▶ **Objective**
Set down exactly the lines that run from the line with "What's the underlying" to the end of the data, and nothing else.

* * * * * * *

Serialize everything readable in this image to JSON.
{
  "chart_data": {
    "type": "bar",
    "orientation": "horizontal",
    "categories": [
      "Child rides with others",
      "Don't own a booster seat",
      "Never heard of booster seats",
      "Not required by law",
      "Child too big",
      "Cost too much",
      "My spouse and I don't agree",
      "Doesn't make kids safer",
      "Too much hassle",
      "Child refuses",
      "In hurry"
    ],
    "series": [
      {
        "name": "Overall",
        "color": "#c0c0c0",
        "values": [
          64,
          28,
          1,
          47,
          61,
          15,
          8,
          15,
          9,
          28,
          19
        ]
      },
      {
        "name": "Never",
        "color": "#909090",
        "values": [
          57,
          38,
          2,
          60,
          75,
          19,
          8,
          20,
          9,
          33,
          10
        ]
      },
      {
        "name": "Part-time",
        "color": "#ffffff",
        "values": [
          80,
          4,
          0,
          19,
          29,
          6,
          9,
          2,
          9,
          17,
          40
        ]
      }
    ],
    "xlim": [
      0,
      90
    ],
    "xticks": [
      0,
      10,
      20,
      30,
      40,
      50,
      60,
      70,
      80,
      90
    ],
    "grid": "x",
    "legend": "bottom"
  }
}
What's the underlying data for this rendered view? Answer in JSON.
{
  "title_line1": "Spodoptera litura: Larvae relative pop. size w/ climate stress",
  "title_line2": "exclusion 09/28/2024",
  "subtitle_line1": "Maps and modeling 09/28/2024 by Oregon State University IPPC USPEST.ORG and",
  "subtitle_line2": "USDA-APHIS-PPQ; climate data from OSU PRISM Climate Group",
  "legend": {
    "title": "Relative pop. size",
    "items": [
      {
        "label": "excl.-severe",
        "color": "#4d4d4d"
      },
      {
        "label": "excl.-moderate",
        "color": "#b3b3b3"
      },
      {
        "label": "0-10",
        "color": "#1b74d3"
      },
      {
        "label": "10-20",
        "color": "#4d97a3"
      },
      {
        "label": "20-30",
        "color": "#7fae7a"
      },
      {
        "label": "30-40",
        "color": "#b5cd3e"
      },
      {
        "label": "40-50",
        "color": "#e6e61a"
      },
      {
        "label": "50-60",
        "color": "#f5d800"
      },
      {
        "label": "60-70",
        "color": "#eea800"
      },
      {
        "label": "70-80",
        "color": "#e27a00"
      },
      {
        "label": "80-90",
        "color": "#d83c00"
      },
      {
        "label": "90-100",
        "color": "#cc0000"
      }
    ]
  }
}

* * * * * * *

▶ **Exercise solution**
What's the underlying data for this rendered view? Answer in JSON.
{
  "title_line1": "Spodoptera litura: Larvae relative pop. size w/ climate stress",
  "title_line2": "exclusion 09/28/2024",
  "subtitle_line1": "Maps and modeling 09/28/2024 by Oregon State University IPPC USPEST.ORG and",
  "subtitle_line2": "USDA-APHIS-PPQ; climate data from OSU PRISM Climate Group",
  "legend": {
    "title": "Relative pop. size",
    "items": [
      {
        "label": "excl.-severe",
        "color": "#4d4d4d"
      },
      {
        "label": "excl.-moderate",
        "color": "#b3b3b3"
      },
      {
        "label": "0-10",
        "color": "#1b74d3"
      },
      {
        "label": "10-20",
        "color": "#4d97a3"
      },
      {
        "label": "20-30",
        "color": "#7fae7a"
      },
      {
        "label": "30-40",
        "color": "#b5cd3e"
      },
      {
        "label": "40-50",
        "color": "#e6e61a"
      },
      {
        "label": "50-60",
        "color": "#f5d800"
      },
      {
        "label": "60-70",
        "color": "#eea800"
      },
      {
        "label": "70-80",
        "color": "#e27a00"
      },
      {
        "label": "80-90",
        "color": "#d83c00"
      },
      {
        "label": "90-100",
        "color": "#cc0000"
      }
    ]
  }
}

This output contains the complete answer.